• **Figure record listings**:
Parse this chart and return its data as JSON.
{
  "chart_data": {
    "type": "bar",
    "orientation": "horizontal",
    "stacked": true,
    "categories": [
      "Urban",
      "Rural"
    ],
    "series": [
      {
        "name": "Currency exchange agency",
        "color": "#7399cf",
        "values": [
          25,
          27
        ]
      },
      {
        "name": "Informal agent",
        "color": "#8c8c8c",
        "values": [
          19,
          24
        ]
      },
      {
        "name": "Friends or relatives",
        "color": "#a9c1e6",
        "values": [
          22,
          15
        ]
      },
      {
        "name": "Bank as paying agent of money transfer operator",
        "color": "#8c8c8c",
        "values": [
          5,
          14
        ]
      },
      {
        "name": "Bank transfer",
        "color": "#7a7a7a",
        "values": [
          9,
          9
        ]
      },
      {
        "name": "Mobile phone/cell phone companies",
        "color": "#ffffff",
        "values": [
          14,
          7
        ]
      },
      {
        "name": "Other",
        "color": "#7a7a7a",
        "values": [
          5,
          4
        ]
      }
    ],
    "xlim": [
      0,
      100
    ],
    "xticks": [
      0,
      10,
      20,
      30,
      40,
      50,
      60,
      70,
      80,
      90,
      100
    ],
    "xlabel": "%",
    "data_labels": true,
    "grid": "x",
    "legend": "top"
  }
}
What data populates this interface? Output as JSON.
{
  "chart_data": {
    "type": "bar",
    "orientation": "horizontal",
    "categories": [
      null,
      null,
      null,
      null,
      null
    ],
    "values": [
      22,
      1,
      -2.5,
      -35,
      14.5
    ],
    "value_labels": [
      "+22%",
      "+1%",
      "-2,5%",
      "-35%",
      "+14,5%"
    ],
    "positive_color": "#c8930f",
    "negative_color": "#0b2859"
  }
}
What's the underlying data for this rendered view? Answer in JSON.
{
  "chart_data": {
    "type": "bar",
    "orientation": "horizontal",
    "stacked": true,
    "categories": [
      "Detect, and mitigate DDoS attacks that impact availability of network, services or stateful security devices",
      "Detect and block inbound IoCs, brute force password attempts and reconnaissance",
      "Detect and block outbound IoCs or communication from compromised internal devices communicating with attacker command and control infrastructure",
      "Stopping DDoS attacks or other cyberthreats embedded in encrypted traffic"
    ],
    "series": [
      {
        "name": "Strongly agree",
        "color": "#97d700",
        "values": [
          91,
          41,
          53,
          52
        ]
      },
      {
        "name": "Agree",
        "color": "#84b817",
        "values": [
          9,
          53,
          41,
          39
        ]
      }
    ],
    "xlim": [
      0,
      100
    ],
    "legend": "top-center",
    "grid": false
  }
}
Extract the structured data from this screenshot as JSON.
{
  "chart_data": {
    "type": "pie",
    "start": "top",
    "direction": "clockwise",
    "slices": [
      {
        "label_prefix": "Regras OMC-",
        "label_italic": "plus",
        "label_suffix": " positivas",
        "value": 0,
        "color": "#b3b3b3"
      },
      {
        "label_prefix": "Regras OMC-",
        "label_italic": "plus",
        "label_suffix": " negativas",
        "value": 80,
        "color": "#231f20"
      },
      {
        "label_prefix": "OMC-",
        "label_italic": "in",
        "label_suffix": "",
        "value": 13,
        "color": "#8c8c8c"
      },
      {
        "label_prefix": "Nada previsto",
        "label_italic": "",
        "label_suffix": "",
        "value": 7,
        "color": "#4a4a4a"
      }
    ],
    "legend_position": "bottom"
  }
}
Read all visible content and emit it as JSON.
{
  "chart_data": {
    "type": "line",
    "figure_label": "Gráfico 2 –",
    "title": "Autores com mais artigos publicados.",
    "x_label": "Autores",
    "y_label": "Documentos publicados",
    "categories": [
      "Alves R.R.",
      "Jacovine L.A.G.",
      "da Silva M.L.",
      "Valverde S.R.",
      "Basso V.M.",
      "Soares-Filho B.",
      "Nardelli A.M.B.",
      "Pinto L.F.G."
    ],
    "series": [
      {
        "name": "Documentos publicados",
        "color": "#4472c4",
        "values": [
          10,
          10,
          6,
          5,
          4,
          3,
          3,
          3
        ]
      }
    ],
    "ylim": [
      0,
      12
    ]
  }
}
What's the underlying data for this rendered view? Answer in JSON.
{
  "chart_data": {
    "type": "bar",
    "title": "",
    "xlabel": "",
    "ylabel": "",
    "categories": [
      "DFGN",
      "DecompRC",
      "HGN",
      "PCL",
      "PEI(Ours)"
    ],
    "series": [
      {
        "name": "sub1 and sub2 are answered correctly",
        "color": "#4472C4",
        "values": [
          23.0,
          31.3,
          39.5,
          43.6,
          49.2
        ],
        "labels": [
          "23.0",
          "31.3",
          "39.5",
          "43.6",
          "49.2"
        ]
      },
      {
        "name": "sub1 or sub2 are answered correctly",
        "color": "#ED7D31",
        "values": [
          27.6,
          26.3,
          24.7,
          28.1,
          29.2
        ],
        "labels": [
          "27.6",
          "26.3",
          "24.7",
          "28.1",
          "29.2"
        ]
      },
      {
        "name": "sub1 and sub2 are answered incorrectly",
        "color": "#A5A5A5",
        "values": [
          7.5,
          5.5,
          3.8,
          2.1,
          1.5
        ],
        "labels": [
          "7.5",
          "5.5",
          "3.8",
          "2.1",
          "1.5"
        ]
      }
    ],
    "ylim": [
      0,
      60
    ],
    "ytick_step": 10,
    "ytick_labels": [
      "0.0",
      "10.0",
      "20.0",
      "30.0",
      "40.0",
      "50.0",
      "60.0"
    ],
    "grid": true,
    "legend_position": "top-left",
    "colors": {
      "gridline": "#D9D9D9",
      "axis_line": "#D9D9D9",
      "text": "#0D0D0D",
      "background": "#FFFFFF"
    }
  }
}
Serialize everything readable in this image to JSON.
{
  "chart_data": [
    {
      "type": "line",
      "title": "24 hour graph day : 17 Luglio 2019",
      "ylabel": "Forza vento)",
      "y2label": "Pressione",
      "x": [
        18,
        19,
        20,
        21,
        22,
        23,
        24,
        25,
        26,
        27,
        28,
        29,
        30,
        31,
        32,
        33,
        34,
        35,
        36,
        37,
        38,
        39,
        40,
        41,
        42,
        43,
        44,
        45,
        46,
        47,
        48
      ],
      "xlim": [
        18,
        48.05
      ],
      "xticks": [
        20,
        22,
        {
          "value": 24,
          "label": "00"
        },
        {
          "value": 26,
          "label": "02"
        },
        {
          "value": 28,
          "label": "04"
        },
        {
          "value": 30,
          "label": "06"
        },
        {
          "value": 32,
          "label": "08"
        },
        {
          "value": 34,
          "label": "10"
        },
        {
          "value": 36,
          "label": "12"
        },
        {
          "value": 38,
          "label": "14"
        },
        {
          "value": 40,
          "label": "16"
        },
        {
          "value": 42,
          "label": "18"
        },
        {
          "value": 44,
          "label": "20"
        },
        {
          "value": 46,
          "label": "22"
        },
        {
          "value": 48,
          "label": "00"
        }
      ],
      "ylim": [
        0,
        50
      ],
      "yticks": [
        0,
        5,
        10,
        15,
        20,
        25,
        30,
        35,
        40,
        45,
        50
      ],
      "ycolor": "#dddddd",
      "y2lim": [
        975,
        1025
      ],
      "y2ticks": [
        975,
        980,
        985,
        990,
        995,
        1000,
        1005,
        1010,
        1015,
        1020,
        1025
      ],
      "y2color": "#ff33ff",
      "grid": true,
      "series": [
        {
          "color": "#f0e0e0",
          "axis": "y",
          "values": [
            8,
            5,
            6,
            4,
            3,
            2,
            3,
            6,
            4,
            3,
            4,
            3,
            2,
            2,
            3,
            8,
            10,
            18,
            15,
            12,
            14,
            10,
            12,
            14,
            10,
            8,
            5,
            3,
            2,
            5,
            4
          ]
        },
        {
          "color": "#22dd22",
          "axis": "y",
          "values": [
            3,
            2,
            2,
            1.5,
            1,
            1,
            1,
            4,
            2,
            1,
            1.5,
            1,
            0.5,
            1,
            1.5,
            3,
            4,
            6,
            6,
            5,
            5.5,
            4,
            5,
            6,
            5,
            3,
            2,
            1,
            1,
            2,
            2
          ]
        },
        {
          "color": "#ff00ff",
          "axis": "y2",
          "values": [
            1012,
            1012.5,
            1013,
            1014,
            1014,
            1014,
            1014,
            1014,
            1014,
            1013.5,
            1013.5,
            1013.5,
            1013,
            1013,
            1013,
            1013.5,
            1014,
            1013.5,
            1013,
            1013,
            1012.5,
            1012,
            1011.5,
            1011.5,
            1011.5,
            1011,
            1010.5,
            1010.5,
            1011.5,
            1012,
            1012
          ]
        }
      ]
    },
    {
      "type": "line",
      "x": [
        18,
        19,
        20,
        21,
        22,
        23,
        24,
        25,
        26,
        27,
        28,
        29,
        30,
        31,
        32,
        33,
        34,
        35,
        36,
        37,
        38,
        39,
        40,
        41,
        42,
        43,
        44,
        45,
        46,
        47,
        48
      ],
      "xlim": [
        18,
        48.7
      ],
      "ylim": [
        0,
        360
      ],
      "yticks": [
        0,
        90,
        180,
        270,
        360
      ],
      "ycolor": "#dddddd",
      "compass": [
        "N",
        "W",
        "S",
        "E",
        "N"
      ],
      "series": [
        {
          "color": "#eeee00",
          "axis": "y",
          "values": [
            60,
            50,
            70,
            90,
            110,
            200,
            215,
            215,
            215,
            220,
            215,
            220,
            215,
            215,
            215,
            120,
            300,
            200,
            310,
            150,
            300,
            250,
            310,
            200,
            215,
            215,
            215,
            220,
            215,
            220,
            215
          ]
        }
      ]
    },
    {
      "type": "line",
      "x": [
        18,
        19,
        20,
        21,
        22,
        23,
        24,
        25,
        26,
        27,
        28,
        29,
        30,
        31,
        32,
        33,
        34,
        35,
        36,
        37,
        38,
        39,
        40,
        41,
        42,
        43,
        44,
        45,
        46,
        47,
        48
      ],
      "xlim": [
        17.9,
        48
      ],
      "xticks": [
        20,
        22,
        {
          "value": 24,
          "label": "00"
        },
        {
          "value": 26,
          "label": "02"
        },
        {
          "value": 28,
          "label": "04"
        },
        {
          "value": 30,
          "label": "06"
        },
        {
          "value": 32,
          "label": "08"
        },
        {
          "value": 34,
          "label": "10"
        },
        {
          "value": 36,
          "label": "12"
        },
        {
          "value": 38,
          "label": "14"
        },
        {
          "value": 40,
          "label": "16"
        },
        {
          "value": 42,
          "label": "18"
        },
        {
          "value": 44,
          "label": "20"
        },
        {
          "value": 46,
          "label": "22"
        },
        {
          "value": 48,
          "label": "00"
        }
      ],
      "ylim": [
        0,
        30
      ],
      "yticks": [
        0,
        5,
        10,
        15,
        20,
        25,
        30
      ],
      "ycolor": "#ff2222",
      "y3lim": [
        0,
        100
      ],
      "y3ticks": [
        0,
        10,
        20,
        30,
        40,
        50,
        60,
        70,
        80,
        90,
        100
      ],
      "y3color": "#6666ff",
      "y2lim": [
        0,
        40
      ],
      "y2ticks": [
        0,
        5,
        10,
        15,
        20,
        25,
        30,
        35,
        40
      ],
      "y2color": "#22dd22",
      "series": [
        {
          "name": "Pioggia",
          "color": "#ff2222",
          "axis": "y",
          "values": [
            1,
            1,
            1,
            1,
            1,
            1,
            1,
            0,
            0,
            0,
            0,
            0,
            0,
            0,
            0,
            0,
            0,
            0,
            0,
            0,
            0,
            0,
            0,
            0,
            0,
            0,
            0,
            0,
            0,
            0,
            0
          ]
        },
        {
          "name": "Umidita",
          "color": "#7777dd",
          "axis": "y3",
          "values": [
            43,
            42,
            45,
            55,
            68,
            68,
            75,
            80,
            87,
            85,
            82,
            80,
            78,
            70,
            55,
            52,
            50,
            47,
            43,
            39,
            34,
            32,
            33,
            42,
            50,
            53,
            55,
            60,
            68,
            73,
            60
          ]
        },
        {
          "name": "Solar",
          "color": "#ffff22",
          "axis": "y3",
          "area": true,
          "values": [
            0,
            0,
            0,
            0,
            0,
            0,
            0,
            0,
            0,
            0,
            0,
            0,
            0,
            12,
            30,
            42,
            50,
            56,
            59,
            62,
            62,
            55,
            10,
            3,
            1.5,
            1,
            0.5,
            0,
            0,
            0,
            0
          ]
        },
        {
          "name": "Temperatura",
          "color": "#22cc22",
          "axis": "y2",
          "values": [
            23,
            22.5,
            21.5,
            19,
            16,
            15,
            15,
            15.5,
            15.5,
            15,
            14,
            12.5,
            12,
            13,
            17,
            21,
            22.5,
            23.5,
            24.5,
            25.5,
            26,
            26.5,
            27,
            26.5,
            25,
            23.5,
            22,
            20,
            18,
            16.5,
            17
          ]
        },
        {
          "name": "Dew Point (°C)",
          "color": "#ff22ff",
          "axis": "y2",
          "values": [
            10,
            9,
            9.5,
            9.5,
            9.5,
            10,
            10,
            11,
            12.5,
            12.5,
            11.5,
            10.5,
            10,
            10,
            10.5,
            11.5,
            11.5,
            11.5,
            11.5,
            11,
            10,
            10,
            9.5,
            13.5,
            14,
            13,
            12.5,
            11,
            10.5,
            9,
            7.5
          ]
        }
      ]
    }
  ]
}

• **What is asked**: Say how many lines contain "Bank", and give nothing but that number.

• **Written answer**: 2